» Task
What is needed here is an exact copy of every entry.
>>>
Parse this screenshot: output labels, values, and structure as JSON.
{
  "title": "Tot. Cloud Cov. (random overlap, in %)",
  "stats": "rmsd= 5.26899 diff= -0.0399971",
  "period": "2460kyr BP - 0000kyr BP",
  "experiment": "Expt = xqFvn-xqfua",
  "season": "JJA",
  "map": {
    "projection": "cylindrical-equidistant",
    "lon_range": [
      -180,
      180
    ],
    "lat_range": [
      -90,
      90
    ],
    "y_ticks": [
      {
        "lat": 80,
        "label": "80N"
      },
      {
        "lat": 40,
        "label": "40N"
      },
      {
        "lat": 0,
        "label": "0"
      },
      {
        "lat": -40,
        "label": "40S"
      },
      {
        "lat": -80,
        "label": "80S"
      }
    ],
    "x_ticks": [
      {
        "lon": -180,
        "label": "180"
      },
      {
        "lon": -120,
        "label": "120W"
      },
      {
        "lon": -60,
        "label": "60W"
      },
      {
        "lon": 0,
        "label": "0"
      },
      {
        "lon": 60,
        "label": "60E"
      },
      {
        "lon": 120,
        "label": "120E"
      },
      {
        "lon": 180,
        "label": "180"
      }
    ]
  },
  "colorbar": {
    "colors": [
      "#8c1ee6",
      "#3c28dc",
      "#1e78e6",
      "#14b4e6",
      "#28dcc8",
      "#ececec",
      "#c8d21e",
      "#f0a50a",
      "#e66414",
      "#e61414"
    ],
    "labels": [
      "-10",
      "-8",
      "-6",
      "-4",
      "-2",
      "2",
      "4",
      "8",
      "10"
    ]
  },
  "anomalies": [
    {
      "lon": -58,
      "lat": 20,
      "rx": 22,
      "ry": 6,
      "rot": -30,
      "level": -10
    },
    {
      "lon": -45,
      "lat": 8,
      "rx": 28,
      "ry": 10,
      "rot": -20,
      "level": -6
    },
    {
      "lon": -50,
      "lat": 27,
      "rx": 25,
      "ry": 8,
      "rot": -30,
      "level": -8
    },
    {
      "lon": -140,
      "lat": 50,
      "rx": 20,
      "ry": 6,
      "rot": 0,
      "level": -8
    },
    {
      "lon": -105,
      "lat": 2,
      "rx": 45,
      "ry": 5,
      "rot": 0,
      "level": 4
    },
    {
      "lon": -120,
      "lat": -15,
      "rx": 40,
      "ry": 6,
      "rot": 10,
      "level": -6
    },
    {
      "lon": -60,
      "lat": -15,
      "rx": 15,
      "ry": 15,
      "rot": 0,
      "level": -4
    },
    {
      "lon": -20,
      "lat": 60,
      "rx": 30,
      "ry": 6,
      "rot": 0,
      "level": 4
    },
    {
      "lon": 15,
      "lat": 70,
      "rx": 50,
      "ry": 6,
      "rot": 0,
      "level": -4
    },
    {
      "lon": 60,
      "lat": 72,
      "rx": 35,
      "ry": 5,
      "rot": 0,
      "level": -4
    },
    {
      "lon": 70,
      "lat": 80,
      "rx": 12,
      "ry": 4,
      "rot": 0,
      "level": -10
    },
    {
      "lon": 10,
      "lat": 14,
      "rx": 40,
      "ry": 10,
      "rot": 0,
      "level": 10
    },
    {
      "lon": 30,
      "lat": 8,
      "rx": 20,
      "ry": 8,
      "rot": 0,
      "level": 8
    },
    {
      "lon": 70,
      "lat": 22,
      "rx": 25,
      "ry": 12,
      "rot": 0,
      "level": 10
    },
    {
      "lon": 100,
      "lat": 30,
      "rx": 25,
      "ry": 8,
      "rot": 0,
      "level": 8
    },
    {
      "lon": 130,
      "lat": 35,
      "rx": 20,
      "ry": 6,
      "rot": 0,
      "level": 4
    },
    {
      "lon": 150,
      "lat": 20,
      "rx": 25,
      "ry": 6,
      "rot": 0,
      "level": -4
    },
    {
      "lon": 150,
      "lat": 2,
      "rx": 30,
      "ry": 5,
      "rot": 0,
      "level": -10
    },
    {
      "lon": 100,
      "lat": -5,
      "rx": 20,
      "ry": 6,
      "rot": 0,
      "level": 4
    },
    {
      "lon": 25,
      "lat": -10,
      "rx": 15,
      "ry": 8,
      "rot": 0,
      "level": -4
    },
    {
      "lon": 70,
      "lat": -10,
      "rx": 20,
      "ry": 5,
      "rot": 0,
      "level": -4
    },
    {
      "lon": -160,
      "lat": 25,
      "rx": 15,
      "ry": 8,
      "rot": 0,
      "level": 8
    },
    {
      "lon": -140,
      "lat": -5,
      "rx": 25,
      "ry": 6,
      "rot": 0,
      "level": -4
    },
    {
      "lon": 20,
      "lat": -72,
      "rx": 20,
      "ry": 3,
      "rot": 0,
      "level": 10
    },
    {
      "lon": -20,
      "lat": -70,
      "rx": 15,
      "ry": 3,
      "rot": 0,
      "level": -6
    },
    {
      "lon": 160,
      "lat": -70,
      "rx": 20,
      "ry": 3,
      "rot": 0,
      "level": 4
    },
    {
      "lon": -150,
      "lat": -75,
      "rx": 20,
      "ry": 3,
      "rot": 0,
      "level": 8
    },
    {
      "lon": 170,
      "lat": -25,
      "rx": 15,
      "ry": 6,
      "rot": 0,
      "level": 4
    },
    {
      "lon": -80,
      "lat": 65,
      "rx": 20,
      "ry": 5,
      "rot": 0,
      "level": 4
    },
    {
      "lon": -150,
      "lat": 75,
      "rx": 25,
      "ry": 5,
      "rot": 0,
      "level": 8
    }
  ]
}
<<<
» Expected output
Parse this screenshot: output labels, values, and structure as JSON.
{
  "title": "Tot. Cloud Cov. (random overlap, in %)",
  "stats": "rmsd= 5.26899 diff= -0.0399971",
  "period": "2460kyr BP - 0000kyr BP",
  "experiment": "Expt = xqFvn-xqfua",
  "season": "JJA",
  "map": {
    "projection": "cylindrical-equidistant",
    "lon_range": [
      -180,
      180
    ],
    "lat_range": [
      -90,
      90
    ],
    "y_ticks": [
      {
        "lat": 80,
        "label": "80N"
      },
      {
        "lat": 40,
        "label": "40N"
      },
      {
        "lat": 0,
        "label": "0"
      },
      {
        "lat": -40,
        "label": "40S"
      },
      {
        "lat": -80,
        "label": "80S"
      }
    ],
    "x_ticks": [
      {
        "lon": -180,
        "label": "180"
      },
      {
        "lon": -120,
        "label": "120W"
      },
      {
        "lon": -60,
        "label": "60W"
      },
      {
        "lon": 0,
        "label": "0"
      },
      {
        "lon": 60,
        "label": "60E"
      },
      {
        "lon": 120,
        "label": "120E"
      },
      {
        "lon": 180,
        "label": "180"
      }
    ]
  },
  "colorbar": {
    "colors": [
      "#8c1ee6",
      "#3c28dc",
      "#1e78e6",
      "#14b4e6",
      "#28dcc8",
      "#ececec",
      "#c8d21e",
      "#f0a50a",
      "#e66414",
      "#e61414"
    ],
    "labels": [
      "-10",
      "-8",
      "-6",
      "-4",
      "-2",
      "2",
      "4",
      "8",
      "10"
    ]
  },
  "anomalies": [
    {
      "lon": -58,
      "lat": 20,
      "rx": 22,
      "ry": 6,
      "rot": -30,
      "level": -10
    },
    {
      "lon": -45,
      "lat": 8,
      "rx": 28,
      "ry": 10,
      "rot": -20,
      "level": -6
    },
    {
      "lon": -50,
      "lat": 27,
      "rx": 25,
      "ry": 8,
      "rot": -30,
      "level": -8
    },
    {
      "lon": -140,
      "lat": 50,
      "rx": 20,
      "ry": 6,
      "rot": 0,
      "level": -8
    },
    {
      "lon": -105,
      "lat": 2,
      "rx": 45,
      "ry": 5,
      "rot": 0,
      "level": 4
    },
    {
      "lon": -120,
      "lat": -15,
      "rx": 40,
      "ry": 6,
      "rot": 10,
      "level": -6
    },
    {
      "lon": -60,
      "lat": -15,
      "rx": 15,
      "ry": 15,
      "rot": 0,
      "level": -4
    },
    {
      "lon": -20,
      "lat": 60,
      "rx": 30,
      "ry": 6,
      "rot": 0,
      "level": 4
    },
    {
      "lon": 15,
      "lat": 70,
      "rx": 50,
      "ry": 6,
      "rot": 0,
      "level": -4
    },
    {
      "lon": 60,
      "lat": 72,
      "rx": 35,
      "ry": 5,
      "rot": 0,
      "level": -4
    },
    {
      "lon": 70,
      "lat": 80,
      "rx": 12,
      "ry": 4,
      "rot": 0,
      "level": -10
    },
    {
      "lon": 10,
      "lat": 14,
      "rx": 40,
      "ry": 10,
      "rot": 0,
      "level": 10
    },
    {
      "lon": 30,
      "lat": 8,
      "rx": 20,
      "ry": 8,
      "rot": 0,
      "level": 8
    },
    {
      "lon": 70,
      "lat": 22,
      "rx": 25,
      "ry": 12,
      "rot": 0,
      "level": 10
    },
    {
      "lon": 100,
      "lat": 30,
      "rx": 25,
      "ry": 8,
      "rot": 0,
      "level": 8
    },
    {
      "lon": 130,
      "lat": 35,
      "rx": 20,
      "ry": 6,
      "rot": 0,
      "level": 4
    },
    {
      "lon": 150,
      "lat": 20,
      "rx": 25,
      "ry": 6,
      "rot": 0,
      "level": -4
    },
    {
      "lon": 150,
      "lat": 2,
      "rx": 30,
      "ry": 5,
      "rot": 0,
      "level": -10
    },
    {
      "lon": 100,
      "lat": -5,
      "rx": 20,
      "ry": 6,
      "rot": 0,
      "level": 4
    },
    {
      "lon": 25,
      "lat": -10,
      "rx": 15,
      "ry": 8,
      "rot": 0,
      "level": -4
    },
    {
      "lon": 70,
      "lat": -10,
      "rx": 20,
      "ry": 5,
      "rot": 0,
      "level": -4
    },
    {
      "lon": -160,
      "lat": 25,
      "rx": 15,
      "ry": 8,
      "rot": 0,
      "level": 8
    },
    {
      "lon": -140,
      "lat": -5,
      "rx": 25,
      "ry": 6,
      "rot": 0,
      "level": -4
    },
    {
      "lon": 20,
      "lat": -72,
      "rx": 20,
      "ry": 3,
      "rot": 0,
      "level": 10
    },
    {
      "lon": -20,
      "lat": -70,
      "rx": 15,
      "ry": 3,
      "rot": 0,
      "level": -6
    },
    {
      "lon": 160,
      "lat": -70,
      "rx": 20,
      "ry": 3,
      "rot": 0,
      "level": 4
    },
    {
      "lon": -150,
      "lat": -75,
      "rx": 20,
      "ry": 3,
      "rot": 0,
      "level": 8
    },
    {
      "lon": 170,
      "lat": -25,
      "rx": 15,
      "ry": 6,
      "rot": 0,
      "level": 4
    },
    {
      "lon": -80,
      "lat": 65,
      "rx": 20,
      "ry": 5,
      "rot": 0,
      "level": 4
    },
    {
      "lon": -150,
      "lat": 75,
      "rx": 25,
      "ry": 5,
      "rot": 0,
      "level": 8
    }
  ]
}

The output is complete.